▶ _SHORT EXERCISE_
Pictures stay out of the copy; set down each line of the listing below exactly.

..........

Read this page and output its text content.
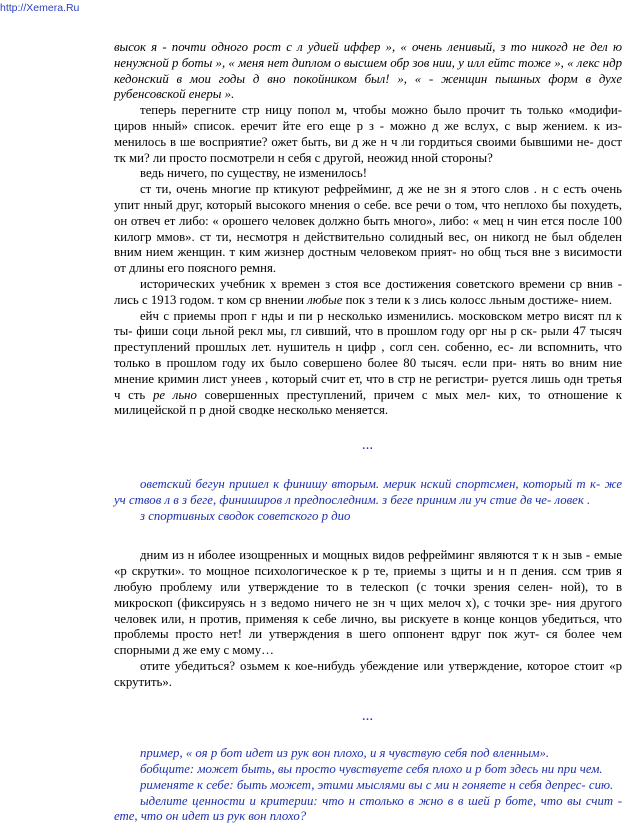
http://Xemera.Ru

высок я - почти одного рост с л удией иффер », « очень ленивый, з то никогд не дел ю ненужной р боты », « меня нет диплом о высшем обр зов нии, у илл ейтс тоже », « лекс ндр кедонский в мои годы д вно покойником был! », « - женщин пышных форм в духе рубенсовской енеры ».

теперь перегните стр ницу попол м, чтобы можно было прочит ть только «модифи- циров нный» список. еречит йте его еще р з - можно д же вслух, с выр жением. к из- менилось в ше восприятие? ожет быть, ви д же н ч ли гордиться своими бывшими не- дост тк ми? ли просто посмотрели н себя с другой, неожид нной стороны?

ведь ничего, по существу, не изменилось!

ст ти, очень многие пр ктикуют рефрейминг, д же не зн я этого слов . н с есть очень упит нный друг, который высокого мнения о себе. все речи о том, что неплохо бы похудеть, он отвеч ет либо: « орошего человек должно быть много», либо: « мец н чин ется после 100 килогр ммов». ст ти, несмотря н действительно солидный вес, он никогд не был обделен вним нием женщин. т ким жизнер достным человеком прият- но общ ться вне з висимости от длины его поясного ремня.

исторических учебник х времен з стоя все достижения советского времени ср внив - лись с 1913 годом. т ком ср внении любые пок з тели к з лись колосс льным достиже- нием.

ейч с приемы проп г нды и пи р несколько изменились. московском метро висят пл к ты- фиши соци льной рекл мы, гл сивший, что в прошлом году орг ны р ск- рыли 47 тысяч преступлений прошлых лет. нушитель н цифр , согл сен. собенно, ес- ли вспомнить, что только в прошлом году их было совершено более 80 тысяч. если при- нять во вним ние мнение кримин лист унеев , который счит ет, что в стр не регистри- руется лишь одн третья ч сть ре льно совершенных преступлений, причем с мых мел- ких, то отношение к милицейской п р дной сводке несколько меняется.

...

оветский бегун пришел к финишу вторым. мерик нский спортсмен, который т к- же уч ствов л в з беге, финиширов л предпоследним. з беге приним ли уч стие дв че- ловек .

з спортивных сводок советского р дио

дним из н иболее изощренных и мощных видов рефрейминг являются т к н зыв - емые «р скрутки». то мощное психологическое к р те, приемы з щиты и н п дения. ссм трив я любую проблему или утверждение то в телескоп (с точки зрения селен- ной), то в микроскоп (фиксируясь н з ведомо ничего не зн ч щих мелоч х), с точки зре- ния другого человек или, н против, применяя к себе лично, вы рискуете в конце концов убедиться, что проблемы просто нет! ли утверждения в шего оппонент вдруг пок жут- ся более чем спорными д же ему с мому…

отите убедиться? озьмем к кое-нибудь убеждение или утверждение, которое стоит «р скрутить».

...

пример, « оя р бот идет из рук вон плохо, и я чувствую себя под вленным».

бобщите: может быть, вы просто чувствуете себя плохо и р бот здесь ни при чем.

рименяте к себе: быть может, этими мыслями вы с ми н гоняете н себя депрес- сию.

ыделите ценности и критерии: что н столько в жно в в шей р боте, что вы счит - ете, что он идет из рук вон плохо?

..........

▶ _EXERCISE ANSWER_
Read this page and output its text content.
http://Xemera.Ru

высок я - почти одного рост с л удией иффер », « очень ленивый, з то никогд не дел ю ненужной р боты », « меня нет диплом о высшем обр зов нии, у илл ейтс тоже », « лекс ндр кедонский в мои годы д вно покойником был! », « - женщин пышных форм в духе рубенсовской енеры ».

теперь перегните стр ницу попол м, чтобы можно было прочит ть только «модифи- циров нный» список. еречит йте его еще р з - можно д же вслух, с выр жением. к из- менилось в ше восприятие? ожет быть, ви д же н ч ли гордиться своими бывшими не- дост тк ми? ли просто посмотрели н себя с другой, неожид нной стороны?

ведь ничего, по существу, не изменилось!

ст ти, очень многие пр ктикуют рефрейминг, д же не зн я этого слов . н с есть очень упит нный друг, который высокого мнения о себе. все речи о том, что неплохо бы похудеть, он отвеч ет либо: « орошего человек должно быть много», либо: « мец н чин ется после 100 килогр ммов». ст ти, несмотря н действительно солидный вес, он никогд не был обделен вним нием женщин. т ким жизнер достным человеком прият- но общ ться вне з висимости от длины его поясного ремня.

исторических учебник х времен з стоя все достижения советского времени ср внив - лись с 1913 годом. т ком ср внении любые пок з тели к з лись колосс льным достиже- нием.

ейч с приемы проп г нды и пи р несколько изменились. московском метро висят пл к ты- фиши соци льной рекл мы, гл сивший, что в прошлом году орг ны р ск- рыли 47 тысяч преступлений прошлых лет. нушитель н цифр , согл сен. собенно, ес- ли вспомнить, что только в прошлом году их было совершено более 80 тысяч. если при- нять во вним ние мнение кримин лист унеев , который счит ет, что в стр не регистри- руется лишь одн третья ч сть ре льно совершенных преступлений, причем с мых мел- ких, то отношение к милицейской п р дной сводке несколько меняется.

...

оветский бегун пришел к финишу вторым. мерик нский спортсмен, который т к- же уч ствов л в з беге, финиширов л предпоследним. з беге приним ли уч стие дв че- ловек .

з спортивных сводок советского р дио

дним из н иболее изощренных и мощных видов рефрейминг являются т к н зыв - емые «р скрутки». то мощное психологическое к р те, приемы з щиты и н п дения. ссм трив я любую проблему или утверждение то в телескоп (с точки зрения селен- ной), то в микроскоп (фиксируясь н з ведомо ничего не зн ч щих мелоч х), с точки зре- ния другого человек или, н против, применяя к себе лично, вы рискуете в конце концов убедиться, что проблемы просто нет! ли утверждения в шего оппонент вдруг пок жут- ся более чем спорными д же ему с мому…

отите убедиться? озьмем к кое-нибудь убеждение или утверждение, которое стоит «р скрутить».

...

пример, « оя р бот идет из рук вон плохо, и я чувствую себя под вленным».

бобщите: может быть, вы просто чувствуете себя плохо и р бот здесь ни при чем.

рименяте к себе: быть может, этими мыслями вы с ми н гоняете н себя депрес- сию.

ыделите ценности и критерии: что н столько в жно в в шей р боте, что вы счит - ете, что он идет из рук вон плохо?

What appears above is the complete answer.